[Data records]

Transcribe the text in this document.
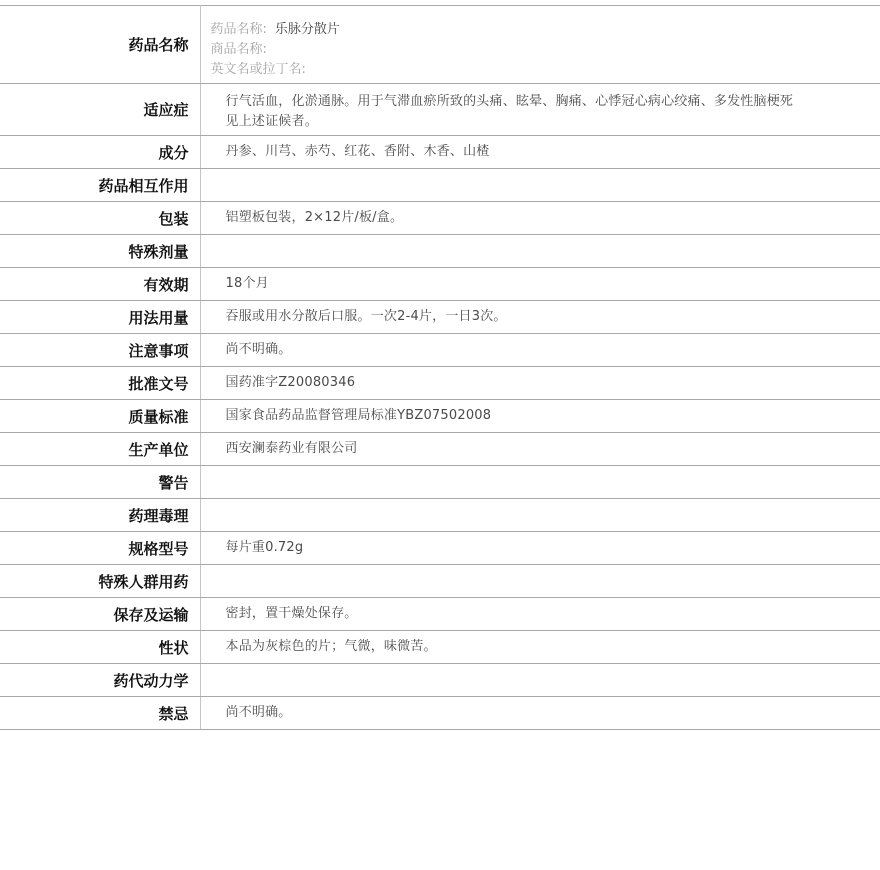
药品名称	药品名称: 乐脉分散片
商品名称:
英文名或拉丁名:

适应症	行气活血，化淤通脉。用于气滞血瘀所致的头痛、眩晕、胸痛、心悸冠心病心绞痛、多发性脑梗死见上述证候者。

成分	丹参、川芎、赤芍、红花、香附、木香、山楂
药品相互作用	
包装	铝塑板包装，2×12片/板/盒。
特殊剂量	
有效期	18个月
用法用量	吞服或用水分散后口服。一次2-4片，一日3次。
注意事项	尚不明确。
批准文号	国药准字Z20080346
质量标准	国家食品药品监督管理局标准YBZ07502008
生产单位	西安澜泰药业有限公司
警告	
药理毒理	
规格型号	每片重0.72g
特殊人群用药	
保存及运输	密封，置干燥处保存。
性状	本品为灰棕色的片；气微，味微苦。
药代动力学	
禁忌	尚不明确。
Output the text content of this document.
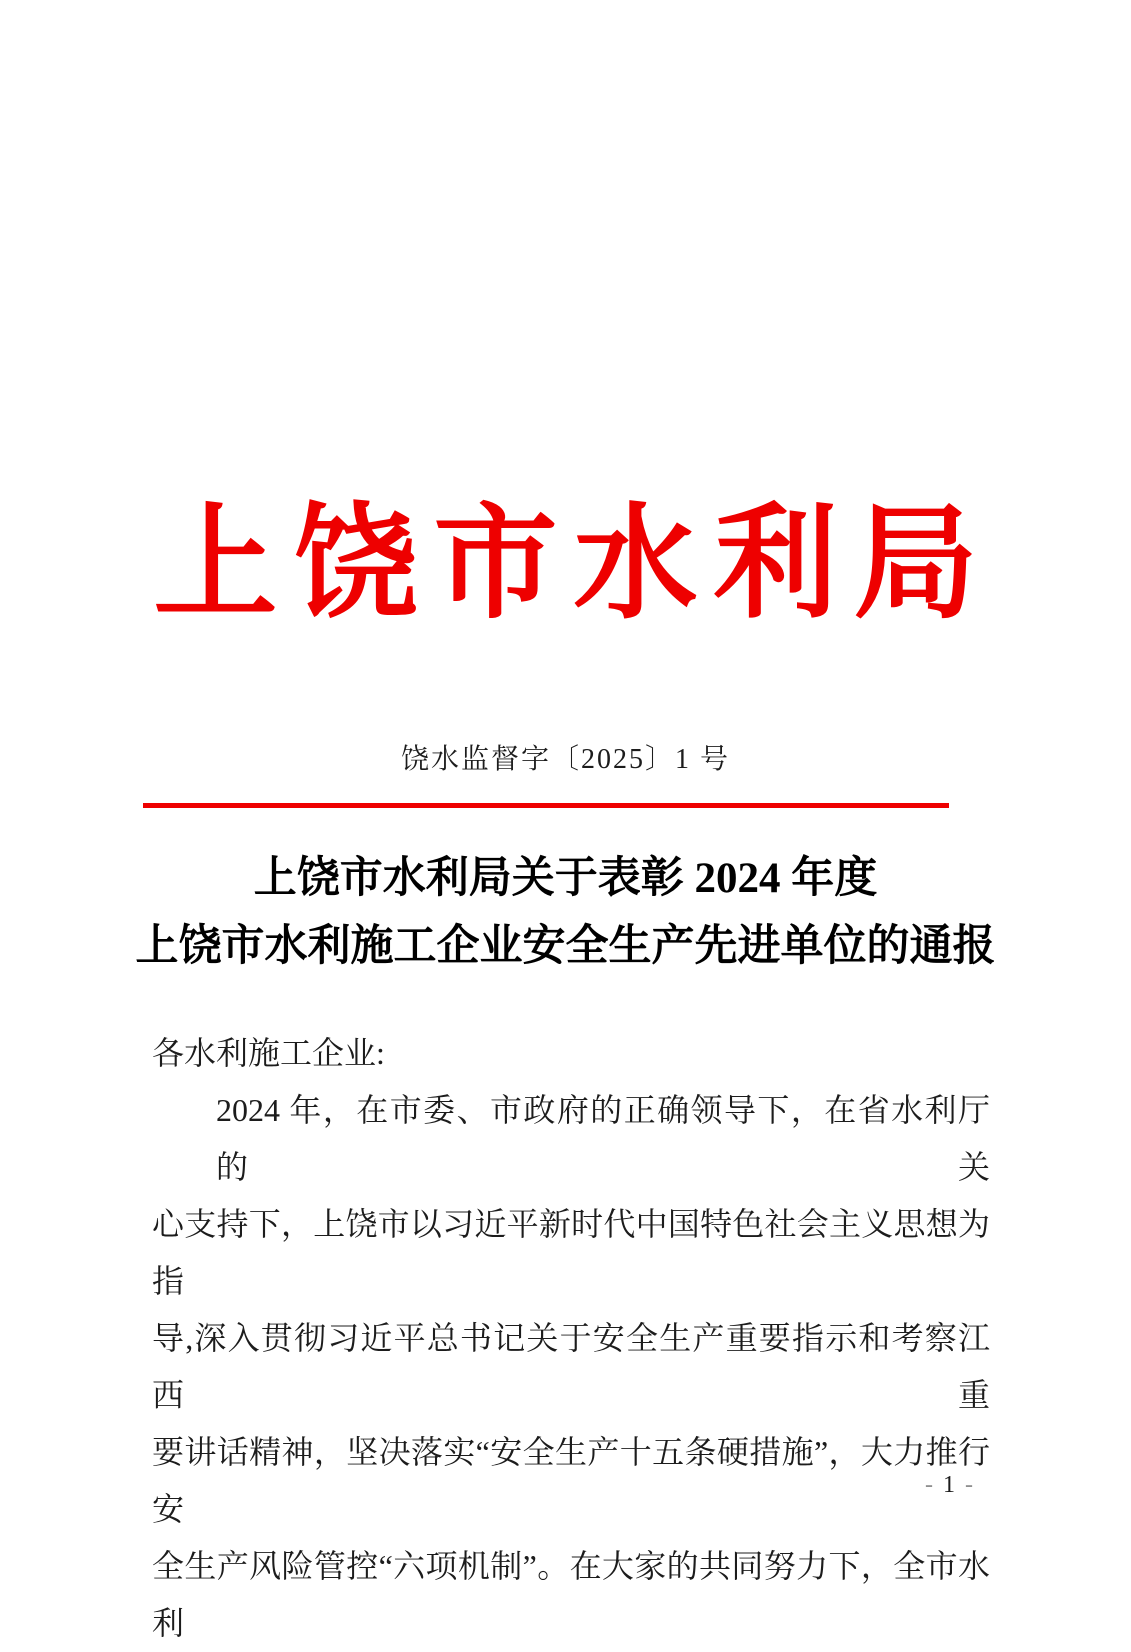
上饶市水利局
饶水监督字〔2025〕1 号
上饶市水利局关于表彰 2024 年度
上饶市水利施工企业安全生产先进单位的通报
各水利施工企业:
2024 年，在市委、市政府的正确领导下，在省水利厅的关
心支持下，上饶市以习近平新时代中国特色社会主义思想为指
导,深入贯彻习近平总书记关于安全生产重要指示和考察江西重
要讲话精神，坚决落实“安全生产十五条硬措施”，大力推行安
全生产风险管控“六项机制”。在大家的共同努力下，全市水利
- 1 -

WHAT THE TASK REQUIRES - Scan the lines for the string "document". Pick out every line that has it.

OUTPUT BELOW -
Transcribe the text in this document.
Output the text content of this document.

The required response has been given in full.